Direction ▸ Find every line in the records below that holds the word "Martín", and copy it out.

-*-

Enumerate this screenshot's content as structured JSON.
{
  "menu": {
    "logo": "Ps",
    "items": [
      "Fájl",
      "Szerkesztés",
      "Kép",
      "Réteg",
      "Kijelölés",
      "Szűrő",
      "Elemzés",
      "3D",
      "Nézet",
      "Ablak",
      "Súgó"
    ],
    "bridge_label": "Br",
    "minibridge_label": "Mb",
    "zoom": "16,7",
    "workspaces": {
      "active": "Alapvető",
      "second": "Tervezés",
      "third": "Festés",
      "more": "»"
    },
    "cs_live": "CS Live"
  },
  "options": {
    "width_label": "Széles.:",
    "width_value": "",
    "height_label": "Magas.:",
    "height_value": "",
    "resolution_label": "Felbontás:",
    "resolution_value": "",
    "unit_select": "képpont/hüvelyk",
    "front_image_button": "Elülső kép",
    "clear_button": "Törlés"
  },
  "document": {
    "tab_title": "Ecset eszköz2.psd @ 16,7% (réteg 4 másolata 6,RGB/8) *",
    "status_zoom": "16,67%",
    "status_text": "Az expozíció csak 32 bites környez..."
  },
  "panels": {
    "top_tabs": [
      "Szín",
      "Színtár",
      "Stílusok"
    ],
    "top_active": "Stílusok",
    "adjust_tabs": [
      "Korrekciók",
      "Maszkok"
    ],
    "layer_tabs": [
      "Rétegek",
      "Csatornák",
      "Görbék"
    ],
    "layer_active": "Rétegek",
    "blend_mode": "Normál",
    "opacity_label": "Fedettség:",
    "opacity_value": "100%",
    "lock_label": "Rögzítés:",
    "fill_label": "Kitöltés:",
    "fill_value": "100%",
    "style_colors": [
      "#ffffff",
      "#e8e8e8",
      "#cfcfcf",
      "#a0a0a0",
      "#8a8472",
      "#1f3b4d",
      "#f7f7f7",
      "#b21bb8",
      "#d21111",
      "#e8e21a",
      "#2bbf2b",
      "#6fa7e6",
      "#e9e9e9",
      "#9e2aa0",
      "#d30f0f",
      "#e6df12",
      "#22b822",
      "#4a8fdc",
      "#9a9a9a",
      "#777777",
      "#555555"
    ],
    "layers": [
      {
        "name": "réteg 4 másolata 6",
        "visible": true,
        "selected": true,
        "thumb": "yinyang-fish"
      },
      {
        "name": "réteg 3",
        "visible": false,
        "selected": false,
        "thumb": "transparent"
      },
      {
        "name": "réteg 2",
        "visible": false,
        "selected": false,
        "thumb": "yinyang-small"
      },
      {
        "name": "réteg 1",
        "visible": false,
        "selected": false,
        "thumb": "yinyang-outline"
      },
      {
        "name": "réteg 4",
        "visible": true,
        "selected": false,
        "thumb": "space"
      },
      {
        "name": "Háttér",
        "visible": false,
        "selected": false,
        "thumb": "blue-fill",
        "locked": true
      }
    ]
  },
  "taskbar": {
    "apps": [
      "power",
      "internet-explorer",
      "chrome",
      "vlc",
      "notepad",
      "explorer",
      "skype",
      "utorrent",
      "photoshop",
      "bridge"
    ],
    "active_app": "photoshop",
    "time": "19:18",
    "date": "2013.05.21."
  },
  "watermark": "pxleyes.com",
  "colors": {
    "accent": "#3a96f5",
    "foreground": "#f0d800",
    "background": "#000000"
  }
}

-*-

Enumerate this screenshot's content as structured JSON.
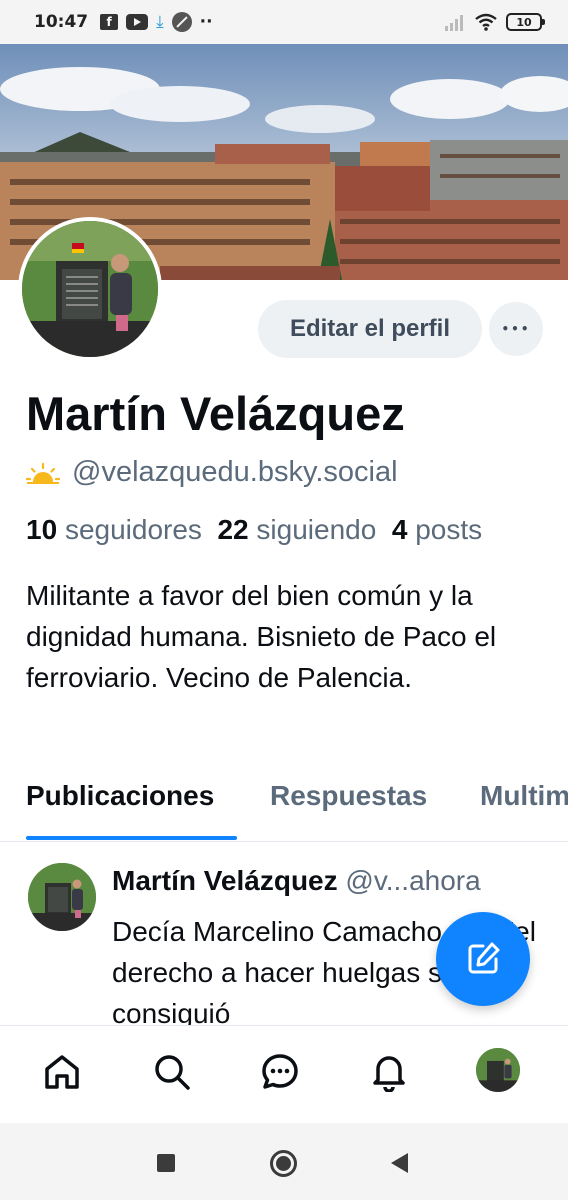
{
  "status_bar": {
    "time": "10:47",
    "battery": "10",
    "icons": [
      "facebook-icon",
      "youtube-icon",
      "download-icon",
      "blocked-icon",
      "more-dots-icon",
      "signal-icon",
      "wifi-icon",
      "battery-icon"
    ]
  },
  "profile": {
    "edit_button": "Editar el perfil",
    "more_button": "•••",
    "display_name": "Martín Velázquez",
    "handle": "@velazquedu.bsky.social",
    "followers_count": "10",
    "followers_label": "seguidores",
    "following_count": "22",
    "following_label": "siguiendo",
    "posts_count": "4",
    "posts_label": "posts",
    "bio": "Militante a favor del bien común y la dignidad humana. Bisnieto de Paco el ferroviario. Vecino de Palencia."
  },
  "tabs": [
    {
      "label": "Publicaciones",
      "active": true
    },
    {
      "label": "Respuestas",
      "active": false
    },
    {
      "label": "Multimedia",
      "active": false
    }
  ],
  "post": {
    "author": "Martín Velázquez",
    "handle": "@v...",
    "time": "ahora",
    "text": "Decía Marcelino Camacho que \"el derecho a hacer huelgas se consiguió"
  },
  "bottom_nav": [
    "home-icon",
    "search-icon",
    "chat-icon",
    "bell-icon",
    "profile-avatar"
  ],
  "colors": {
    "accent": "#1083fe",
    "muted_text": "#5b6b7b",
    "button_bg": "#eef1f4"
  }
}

-*-

Expected answer ▸
    "display_name": "Martín Velázquez",
    "author": "Martín Velázquez",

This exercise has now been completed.